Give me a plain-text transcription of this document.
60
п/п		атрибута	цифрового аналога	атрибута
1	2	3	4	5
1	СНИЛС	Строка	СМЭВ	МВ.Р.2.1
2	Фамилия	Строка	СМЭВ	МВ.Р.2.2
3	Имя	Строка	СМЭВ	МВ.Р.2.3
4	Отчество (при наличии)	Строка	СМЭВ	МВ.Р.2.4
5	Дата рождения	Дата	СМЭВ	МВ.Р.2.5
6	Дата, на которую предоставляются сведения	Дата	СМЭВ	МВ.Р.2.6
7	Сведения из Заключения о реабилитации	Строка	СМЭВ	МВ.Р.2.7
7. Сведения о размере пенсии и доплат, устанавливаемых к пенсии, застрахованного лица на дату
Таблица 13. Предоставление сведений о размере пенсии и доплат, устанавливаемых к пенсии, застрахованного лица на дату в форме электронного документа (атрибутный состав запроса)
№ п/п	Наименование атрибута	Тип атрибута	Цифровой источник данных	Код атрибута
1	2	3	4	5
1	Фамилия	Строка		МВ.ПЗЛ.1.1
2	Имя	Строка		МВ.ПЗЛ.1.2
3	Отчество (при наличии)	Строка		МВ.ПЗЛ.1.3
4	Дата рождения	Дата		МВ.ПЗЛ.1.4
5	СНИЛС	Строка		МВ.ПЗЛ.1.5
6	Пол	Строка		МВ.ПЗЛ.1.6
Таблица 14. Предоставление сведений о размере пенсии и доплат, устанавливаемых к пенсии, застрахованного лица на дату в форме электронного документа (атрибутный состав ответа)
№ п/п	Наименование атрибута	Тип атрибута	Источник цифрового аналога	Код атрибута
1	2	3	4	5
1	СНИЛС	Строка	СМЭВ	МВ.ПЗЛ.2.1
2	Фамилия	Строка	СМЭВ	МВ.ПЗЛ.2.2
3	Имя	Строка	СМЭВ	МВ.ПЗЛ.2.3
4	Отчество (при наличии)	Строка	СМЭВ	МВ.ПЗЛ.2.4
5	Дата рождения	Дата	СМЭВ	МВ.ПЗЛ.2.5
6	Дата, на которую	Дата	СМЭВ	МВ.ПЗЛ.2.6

- _Objective_: Locate all lines that include the word "пенсии" and copy them out.

- _Response below_:
7. Сведения о размере пенсии и доплат, устанавливаемых к пенсии, застрахованного лица на дату
Таблица 13. Предоставление сведений о размере пенсии и доплат, устанавливаемых к пенсии, застрахованного лица на дату в форме электронного документа (атрибутный состав запроса)
Таблица 14. Предоставление сведений о размере пенсии и доплат, устанавливаемых к пенсии, застрахованного лица на дату в форме электронного документа (атрибутный состав ответа)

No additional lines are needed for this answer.